• What to produce:
Determine how many lines contain the string "并设警示标识" and reply with that number alone.

+++ Listed records

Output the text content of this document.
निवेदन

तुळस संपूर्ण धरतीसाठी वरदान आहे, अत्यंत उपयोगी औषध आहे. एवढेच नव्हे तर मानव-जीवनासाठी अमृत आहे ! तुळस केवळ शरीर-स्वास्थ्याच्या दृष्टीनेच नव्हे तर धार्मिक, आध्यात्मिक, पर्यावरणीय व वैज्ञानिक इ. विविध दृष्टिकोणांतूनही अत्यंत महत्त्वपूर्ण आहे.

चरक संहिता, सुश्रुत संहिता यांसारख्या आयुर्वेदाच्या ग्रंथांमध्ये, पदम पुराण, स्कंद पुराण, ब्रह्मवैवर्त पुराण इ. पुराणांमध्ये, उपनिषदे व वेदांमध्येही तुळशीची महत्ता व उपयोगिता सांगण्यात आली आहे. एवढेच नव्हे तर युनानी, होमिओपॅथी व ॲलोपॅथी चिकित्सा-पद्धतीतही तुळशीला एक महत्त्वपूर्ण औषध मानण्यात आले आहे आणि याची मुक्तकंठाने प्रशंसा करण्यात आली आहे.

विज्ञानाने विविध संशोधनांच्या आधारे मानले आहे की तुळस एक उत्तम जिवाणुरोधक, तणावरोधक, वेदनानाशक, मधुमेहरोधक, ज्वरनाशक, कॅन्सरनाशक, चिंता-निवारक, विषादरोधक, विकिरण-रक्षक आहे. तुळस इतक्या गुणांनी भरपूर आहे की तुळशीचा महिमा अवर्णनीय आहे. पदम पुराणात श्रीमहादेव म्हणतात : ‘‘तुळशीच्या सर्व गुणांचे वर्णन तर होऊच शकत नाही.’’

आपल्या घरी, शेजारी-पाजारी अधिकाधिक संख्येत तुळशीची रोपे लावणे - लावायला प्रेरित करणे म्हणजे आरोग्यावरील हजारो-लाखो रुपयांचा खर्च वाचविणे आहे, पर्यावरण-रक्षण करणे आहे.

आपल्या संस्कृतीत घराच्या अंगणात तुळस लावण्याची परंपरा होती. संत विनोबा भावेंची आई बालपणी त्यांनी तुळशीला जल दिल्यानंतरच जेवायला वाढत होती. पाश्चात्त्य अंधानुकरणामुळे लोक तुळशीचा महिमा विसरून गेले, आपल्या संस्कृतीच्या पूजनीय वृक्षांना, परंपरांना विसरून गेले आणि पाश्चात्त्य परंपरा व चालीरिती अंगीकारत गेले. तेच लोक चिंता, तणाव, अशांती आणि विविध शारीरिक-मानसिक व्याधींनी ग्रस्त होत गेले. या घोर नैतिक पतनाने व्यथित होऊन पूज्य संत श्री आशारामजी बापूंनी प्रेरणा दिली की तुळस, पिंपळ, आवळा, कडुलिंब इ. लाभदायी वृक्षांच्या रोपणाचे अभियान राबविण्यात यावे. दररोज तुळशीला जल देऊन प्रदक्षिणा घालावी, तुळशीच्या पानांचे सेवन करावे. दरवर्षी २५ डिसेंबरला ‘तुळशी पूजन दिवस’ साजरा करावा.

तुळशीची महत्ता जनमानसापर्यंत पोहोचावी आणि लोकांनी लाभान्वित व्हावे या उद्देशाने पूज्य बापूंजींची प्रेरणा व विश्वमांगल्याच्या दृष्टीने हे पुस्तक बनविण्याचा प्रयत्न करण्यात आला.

++++++
+++ Listed records

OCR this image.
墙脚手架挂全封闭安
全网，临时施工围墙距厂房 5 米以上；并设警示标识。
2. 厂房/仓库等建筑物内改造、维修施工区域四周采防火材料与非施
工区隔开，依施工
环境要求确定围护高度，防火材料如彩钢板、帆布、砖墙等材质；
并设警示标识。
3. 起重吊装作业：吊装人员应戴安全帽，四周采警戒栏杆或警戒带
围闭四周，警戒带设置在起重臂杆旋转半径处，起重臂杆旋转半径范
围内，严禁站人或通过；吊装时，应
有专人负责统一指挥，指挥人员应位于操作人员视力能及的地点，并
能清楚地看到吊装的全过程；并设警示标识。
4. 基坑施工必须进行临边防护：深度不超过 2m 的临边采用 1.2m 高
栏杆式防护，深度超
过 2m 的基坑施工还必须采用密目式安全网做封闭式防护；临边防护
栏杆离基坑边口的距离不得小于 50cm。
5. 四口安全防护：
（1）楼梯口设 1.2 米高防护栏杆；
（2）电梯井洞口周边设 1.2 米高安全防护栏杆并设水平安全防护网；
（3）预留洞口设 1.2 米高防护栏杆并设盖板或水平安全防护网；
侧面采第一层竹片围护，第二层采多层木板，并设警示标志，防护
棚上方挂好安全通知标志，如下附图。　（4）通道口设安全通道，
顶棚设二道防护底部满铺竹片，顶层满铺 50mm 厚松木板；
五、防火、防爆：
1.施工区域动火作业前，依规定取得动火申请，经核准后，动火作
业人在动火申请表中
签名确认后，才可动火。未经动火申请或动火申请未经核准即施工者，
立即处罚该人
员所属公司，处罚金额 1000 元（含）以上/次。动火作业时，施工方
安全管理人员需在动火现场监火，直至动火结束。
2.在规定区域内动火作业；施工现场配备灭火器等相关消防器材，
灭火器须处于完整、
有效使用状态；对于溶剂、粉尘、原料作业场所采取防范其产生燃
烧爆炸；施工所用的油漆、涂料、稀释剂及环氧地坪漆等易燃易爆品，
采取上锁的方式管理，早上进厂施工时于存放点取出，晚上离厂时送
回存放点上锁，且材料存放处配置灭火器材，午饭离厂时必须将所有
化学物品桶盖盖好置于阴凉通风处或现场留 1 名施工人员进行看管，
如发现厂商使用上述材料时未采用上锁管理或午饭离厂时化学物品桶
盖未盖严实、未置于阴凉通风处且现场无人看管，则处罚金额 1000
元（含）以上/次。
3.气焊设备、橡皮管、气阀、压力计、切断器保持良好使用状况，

++++++

• Exercise output:
3